*Text section*:
##############################
Concerned citizen: Sierra Leone Telegraph: 13 August 2019:
It is a fact that Sierra Leone’s economy is taking a nose dive. Whether it is the cost of goods, rising inflation or stagnated wages, a lot of people measure the performance of the economy against the Leone versus US Dollar exchange rate.
This is not surprising, and is understandable because it is the easiest way to appreciate the economy even though it does not tell the entire story of the living standards of people.
But why the dollar when economists will tell you there are many other factors, including export performance, level of tax burden on businesses and individuals, government revenue, consumer spending, agricultural productivity, increased service sector performance – including the education sector, pay levels and so on.
I am not an economist but there is consensus that of all these factors, export performance plays a major role in exchange rate differences. Yet the over simplification of the factors that make the economy stupid tends to put unnecessary spotlight on the Bank of Sierra Leone, and by extension makes the Bank Governor – Professor Kefala Kallon (Photo) the single individual responsible for the economy. This is as absurd as it is stupid.
##############################
*Data shown*:

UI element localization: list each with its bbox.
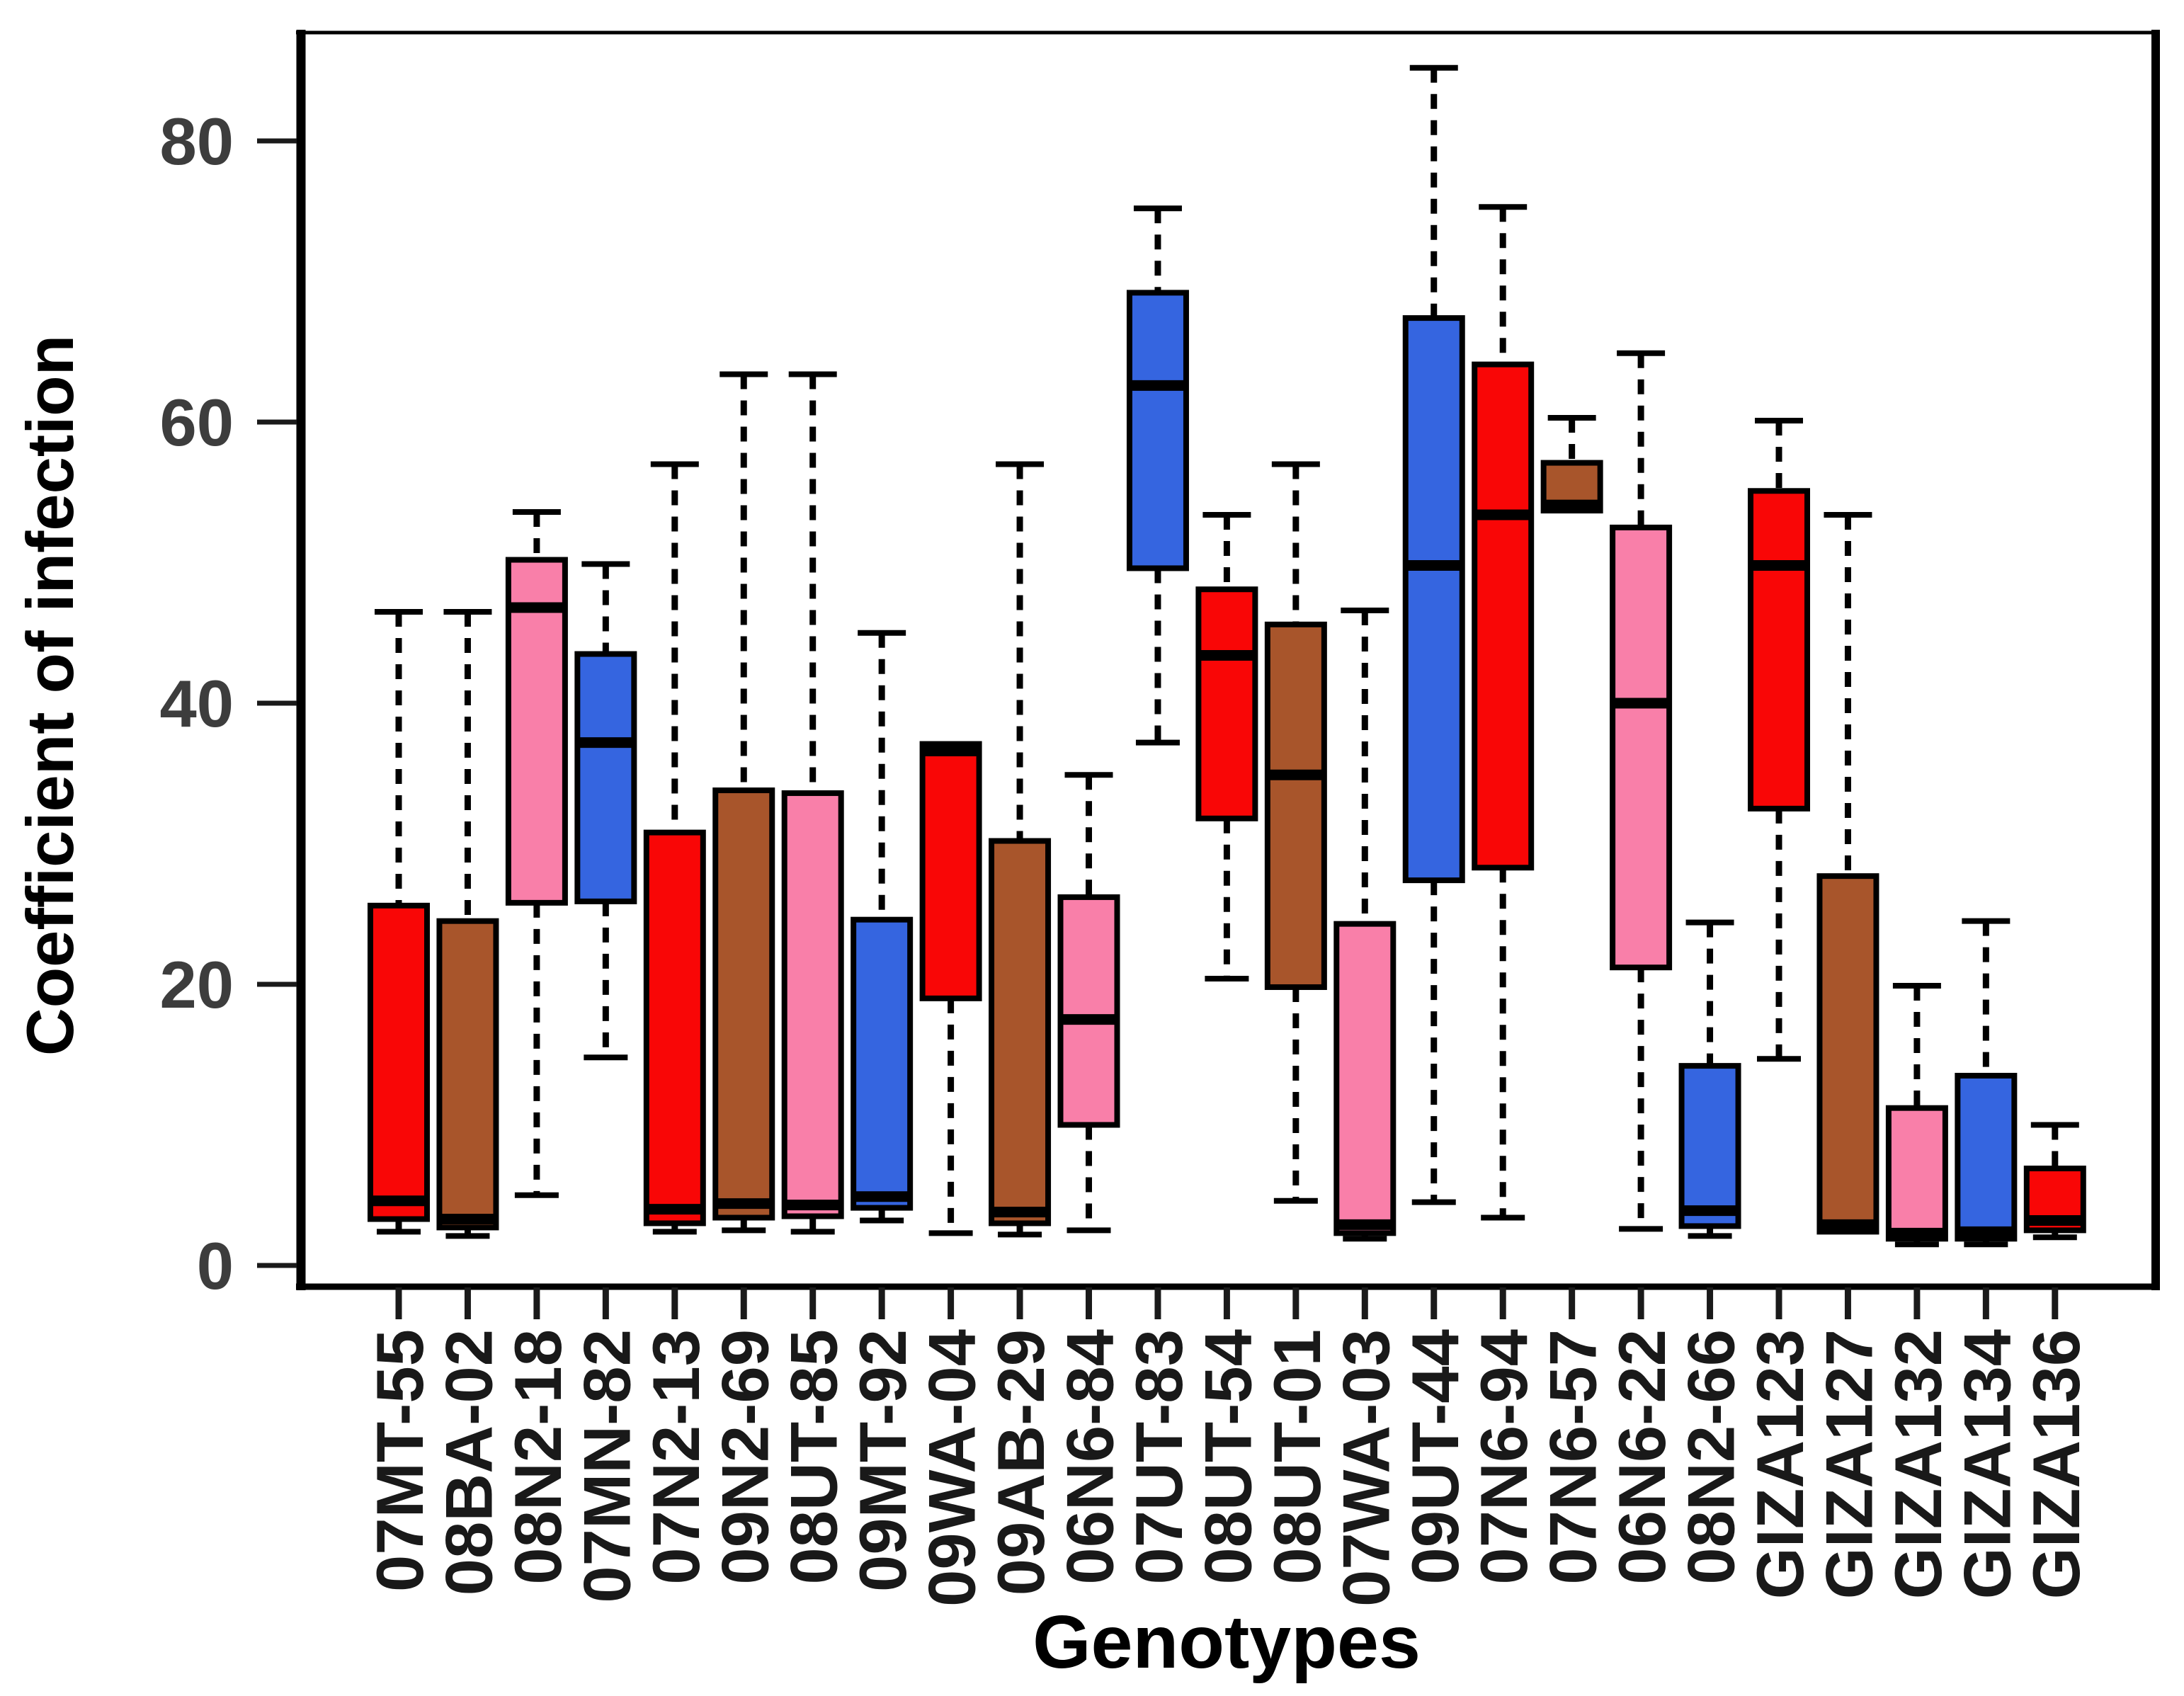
##############################
*Problem set*:
1 – Copy the Sierra Leone economy text between "But why the" and "levels and so on.", inclusive, substituting "household spending" for "consumer spending".
2 – Please state which factor, according to the Sierra Leone economy text, plays a major role in exchange rate differences.
3 – In one to three sentences, explain why the Sierra Leone economy text considers it understandable that people judge the economy by the Leone versus US Dollar exchange rate.
Rely on the Sierra Leone economy text alone.

*Outputs in order*:
1 –
But why the dollar when economists will tell you there are many other factors, including export performance, level of tax burden on businesses and individuals, government revenue, household spending, agricultural productivity, increased service sector performance – including the education sector, pay levels and so on.

2 – Export performance.

3 – The exchange rate is the easiest way to appreciate the economy. It still does not tell the entire story of people's living standards.